Objective 1 | Format the rows from the one containing "profile-avatar[interactable] — [597, 34, 610, 47]" through the one containing "more-options-button[interactable]: ⋮ —" as a JSON list of strings, with one string per row.

Extract |
· · · ·

We all change item names over the lifetime of our openhab installation.
After some time, we start to acumulate ‘cruft’ in influxdb due to that.
Question: what would be influxdb query, to return (better: delete) all timeseries which where not updated in X time (let’s say 30days shall be enough) ? Preferable ready to be deleted/dropped, but list shall be also enough.
To be clear: I do not want to delete just data older than 30d. What I’m looking for is to drop all data WHILE ONLY in items (timeseries I suppose frominfluxdb perspective) which were NOT updated in last 30d.
Replying to follow for updates also, when my zigbee sensors run out of battery, the stupid things outputs a “last update” with 100 degrees temp and 0% humidity, which throws off my measurements completely. Need to figure how to delete those….
Your answer is probably best going to be found in the InfluxDB docs or forum.
Probably worth a different thread. But you can either first those out using a proxy Item or a role to only persist when the values make sense, or, as with the answer to OP’s question, look at the InfluxDB docs.
Yep, for sure. I might just brush up on my sql queries instead and hopefully it should be enough to get those values out of there.

· · · ·

Objective 2 | In the forum thread, what values do the zigbee sensors report in their last update when their batteries run out?

Item position entries |
· · · ·

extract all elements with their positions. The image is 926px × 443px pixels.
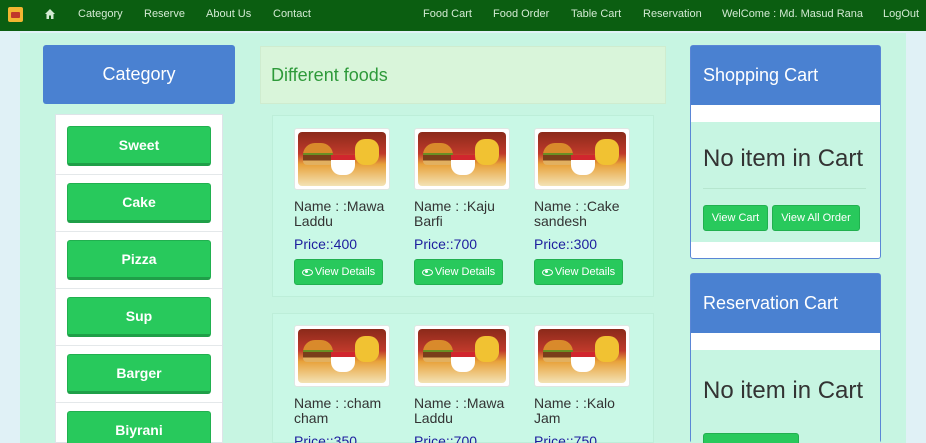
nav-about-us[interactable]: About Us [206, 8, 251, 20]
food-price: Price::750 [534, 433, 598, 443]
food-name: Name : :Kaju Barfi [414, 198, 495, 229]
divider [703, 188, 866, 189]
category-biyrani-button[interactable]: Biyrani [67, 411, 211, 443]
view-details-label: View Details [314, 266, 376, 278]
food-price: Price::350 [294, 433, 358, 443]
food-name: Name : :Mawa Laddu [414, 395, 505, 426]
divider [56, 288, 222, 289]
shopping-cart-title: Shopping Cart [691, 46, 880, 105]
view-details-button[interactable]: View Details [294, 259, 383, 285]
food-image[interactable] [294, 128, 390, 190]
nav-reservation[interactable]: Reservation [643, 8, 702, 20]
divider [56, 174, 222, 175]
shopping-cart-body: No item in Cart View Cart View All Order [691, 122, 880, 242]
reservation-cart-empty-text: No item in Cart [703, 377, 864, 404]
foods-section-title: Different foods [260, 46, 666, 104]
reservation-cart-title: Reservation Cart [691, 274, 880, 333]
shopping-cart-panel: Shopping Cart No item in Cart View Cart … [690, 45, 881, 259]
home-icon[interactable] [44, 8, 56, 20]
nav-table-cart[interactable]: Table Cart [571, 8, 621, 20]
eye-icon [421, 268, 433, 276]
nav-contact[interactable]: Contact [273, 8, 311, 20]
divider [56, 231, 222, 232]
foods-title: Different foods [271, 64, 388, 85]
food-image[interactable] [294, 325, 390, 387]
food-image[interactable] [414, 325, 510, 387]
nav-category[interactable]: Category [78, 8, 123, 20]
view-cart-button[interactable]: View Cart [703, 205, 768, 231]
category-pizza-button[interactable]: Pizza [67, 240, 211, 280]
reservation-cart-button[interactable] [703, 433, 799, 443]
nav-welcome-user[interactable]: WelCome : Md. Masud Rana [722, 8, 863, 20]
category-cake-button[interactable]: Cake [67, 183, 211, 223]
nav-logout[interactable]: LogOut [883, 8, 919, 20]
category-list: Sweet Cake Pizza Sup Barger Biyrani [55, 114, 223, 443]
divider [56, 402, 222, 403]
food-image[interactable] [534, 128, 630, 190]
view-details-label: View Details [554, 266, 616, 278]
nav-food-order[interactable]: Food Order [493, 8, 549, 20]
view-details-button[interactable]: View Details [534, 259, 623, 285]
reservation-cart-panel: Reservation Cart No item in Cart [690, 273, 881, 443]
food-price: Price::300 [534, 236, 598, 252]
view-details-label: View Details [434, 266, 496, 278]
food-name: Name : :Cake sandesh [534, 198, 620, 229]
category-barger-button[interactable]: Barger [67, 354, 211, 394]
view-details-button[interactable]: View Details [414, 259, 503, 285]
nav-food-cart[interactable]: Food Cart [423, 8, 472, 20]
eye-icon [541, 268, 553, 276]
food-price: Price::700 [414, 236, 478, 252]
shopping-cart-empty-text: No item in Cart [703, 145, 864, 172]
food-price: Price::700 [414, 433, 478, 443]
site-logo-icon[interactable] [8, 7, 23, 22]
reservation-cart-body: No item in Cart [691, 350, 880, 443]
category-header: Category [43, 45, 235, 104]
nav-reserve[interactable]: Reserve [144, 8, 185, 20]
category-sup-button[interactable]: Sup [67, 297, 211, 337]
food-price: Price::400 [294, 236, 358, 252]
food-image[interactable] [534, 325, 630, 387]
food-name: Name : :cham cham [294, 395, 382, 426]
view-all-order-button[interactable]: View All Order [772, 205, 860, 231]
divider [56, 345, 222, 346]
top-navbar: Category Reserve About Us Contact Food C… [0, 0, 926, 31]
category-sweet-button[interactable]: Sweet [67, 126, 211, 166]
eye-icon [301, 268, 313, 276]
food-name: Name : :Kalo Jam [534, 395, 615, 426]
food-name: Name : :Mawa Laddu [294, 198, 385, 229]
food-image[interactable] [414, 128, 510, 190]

· · · ·

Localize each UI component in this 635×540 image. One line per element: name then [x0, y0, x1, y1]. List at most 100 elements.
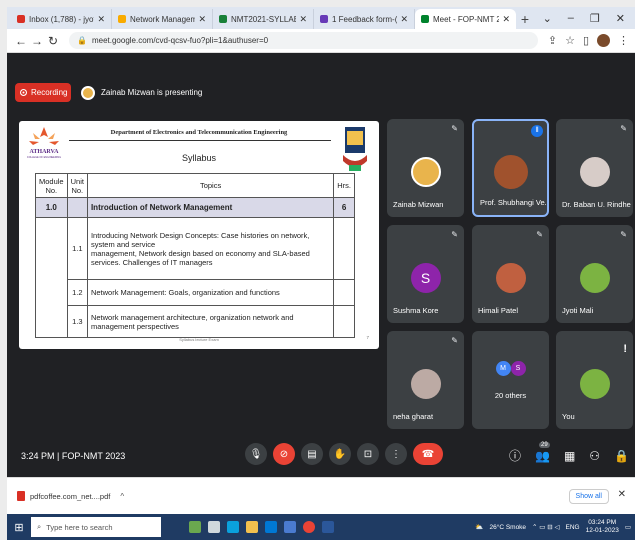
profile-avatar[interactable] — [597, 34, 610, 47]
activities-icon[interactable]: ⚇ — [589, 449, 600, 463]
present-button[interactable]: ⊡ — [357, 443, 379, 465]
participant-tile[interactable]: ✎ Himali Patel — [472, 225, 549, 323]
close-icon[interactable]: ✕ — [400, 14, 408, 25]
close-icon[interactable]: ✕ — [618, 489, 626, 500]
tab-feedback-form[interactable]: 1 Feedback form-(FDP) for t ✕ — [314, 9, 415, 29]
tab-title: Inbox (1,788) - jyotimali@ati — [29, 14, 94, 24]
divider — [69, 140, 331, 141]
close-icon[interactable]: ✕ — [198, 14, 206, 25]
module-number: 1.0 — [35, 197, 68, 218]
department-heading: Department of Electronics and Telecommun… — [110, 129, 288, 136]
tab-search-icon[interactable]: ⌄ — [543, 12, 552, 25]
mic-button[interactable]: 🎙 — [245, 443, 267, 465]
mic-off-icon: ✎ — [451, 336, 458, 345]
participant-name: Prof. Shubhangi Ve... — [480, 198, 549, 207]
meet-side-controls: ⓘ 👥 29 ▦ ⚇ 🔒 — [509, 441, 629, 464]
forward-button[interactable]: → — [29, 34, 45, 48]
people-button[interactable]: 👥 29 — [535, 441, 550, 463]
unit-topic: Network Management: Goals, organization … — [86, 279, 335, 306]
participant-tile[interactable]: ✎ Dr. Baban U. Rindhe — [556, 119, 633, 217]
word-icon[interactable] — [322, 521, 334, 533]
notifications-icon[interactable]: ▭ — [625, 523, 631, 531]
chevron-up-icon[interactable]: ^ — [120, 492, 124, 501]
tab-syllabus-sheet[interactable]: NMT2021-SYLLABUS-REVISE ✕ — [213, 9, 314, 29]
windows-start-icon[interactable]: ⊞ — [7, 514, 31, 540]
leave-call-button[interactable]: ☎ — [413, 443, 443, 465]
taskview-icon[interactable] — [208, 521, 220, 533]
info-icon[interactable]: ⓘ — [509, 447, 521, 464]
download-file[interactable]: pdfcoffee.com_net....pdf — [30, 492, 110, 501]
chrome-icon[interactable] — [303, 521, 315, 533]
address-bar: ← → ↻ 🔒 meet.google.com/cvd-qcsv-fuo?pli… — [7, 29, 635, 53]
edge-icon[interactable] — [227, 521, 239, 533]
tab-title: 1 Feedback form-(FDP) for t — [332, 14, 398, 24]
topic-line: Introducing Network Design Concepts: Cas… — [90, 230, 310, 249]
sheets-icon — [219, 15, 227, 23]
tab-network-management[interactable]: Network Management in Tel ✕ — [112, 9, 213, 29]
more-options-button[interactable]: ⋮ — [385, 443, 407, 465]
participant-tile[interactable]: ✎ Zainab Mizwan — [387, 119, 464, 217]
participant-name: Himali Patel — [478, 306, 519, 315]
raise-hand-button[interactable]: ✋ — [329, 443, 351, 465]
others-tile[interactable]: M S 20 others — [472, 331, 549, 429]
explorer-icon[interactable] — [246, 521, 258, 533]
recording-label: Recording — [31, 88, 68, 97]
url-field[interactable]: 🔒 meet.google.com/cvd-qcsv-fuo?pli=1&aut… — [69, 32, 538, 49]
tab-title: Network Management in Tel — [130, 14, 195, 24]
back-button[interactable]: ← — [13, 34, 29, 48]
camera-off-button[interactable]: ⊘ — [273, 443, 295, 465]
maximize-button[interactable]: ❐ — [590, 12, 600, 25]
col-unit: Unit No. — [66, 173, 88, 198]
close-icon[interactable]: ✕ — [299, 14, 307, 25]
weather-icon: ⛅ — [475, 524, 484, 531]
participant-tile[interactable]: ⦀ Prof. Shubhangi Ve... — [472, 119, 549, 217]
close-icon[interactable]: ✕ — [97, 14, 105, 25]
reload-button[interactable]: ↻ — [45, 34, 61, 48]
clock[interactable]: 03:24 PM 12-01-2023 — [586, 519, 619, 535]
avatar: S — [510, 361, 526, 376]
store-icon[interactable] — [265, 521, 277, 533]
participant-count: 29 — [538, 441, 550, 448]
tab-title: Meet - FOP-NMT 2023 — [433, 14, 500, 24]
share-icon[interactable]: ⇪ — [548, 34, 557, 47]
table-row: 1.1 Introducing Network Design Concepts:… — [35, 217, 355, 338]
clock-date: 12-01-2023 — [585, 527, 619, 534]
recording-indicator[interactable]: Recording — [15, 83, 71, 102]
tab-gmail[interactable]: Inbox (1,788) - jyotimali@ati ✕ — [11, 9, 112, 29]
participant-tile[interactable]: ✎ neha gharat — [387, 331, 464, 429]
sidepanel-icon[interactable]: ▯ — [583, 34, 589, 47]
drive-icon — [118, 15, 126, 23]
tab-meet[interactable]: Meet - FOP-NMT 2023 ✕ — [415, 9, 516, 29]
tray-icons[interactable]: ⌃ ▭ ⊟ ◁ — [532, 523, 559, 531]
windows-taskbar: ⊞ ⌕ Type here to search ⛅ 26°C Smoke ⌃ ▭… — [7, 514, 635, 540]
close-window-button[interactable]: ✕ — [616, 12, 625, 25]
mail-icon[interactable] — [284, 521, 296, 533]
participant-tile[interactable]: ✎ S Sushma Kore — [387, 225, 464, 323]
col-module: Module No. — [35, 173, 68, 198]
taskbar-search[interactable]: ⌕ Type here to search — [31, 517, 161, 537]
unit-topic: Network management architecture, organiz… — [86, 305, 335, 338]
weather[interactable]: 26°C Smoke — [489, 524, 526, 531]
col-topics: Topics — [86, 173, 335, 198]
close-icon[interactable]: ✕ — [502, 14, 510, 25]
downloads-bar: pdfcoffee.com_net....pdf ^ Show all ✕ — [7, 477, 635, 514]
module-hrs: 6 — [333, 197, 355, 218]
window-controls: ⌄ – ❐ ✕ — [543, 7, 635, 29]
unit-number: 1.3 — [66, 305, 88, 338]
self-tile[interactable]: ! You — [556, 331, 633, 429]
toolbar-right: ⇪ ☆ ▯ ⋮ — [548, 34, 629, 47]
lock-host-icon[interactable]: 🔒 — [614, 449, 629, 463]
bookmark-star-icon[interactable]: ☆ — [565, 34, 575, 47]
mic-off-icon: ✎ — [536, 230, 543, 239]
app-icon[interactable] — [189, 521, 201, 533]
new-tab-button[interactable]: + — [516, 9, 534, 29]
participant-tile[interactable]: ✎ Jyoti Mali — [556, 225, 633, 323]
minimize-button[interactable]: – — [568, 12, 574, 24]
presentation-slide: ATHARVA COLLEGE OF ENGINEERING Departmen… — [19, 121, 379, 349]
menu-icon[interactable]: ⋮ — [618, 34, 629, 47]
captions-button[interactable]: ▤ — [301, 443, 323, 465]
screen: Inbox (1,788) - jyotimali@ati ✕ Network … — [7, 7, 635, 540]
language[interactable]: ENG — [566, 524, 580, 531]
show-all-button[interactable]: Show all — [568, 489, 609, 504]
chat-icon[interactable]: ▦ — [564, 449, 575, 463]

· · · ·

Complete output 1 |
[
  "profile-avatar[interactable] — [597, 34, 610, 47]",
  "activities-icon[interactable]: ⚇ — [589, 449, 600, 463]",
  "present-button[interactable]: ⊡ — [357, 443, 379, 465]",
  "participant-tile[interactable]: ✎ Himali Patel — [472, 225, 549, 323]",
  "close-icon[interactable]: ✕ — [400, 14, 408, 25]",
  "close-icon[interactable]: ✕ — [618, 489, 626, 500]",
  "tab-feedback-form[interactable]: 1 Feedback form-(FDP) for t ✕ — [314, 9, 415, 29]",
  "tab-title: Inbox (1,788) - jyotimali@ati — [29, 14, 94, 24]",
  "divider — [69, 140, 331, 141]",
  "close-icon[interactable]: ✕ — [198, 14, 206, 25]",
  "module-number: 1.0 — [35, 197, 68, 218]",
  "department-heading: Department of Electronics and Telecommun… — [110, 129, 288, 136]",
  "tab-search-icon[interactable]: ⌄ — [543, 12, 552, 25]",
  "mic-button[interactable]: 🎙 — [245, 443, 267, 465]",
  "mic-off-icon: ✎ — [451, 336, 458, 345]",
  "participant-name: Prof. Shubhangi Ve... — [480, 198, 549, 207]",
  "meet-side-controls: ⓘ 👥 29 ▦ ⚇ 🔒 — [509, 441, 629, 464]",
  "forward-button[interactable]: → — [29, 34, 45, 48]",
  "people-button[interactable]: 👥 29 — [535, 441, 550, 463]",
  "unit-topic: Network Management: Goals, organization … — [86, 279, 335, 306]",
  "participant-tile[interactable]: ✎ Dr. Baban U. Rindhe — [556, 119, 633, 217]",
  "word-icon[interactable] — [322, 521, 334, 533]",
  "notifications-icon[interactable]: ▭ — [625, 523, 631, 531]",
  "chevron-up-icon[interactable]: ^ — [120, 492, 124, 501]",
  "tab-syllabus-sheet[interactable]: NMT2021-SYLLABUS-REVISE ✕ — [213, 9, 314, 29]",
  "windows-start-icon[interactable]: ⊞ — [7, 514, 31, 540]",
  "leave-call-button[interactable]: ☎ — [413, 443, 443, 465]",
  "taskview-icon[interactable] — [208, 521, 220, 533]",
  "info-icon[interactable]: ⓘ — [509, 447, 521, 464]",
  "download-file[interactable]: pdfcoffee.com_net....pdf — [30, 492, 110, 501]",
  "chrome-icon[interactable] — [303, 521, 315, 533]",
  "address-bar: ← → ↻ 🔒 meet.google.com/cvd-qcsv-fuo?pli… — [7, 29, 635, 53]",
  "edge-icon[interactable] — [227, 521, 239, 533]",
  "tab-title: 1 Feedback form-(FDP) for t — [332, 14, 398, 24]",
  "topic-line: Introducing Network Design Concepts: Cas… — [90, 230, 310, 249]",
  "sheets-icon — [219, 15, 227, 23]",
  "tab-network-management[interactable]: Network Management in Tel ✕ — [112, 9, 213, 29]",
  "more-options-button[interactable]: ⋮ — [385, 443, 407, 465]"
]

Complete output 2 | They report a temperature of 100 degrees and 0% humidity.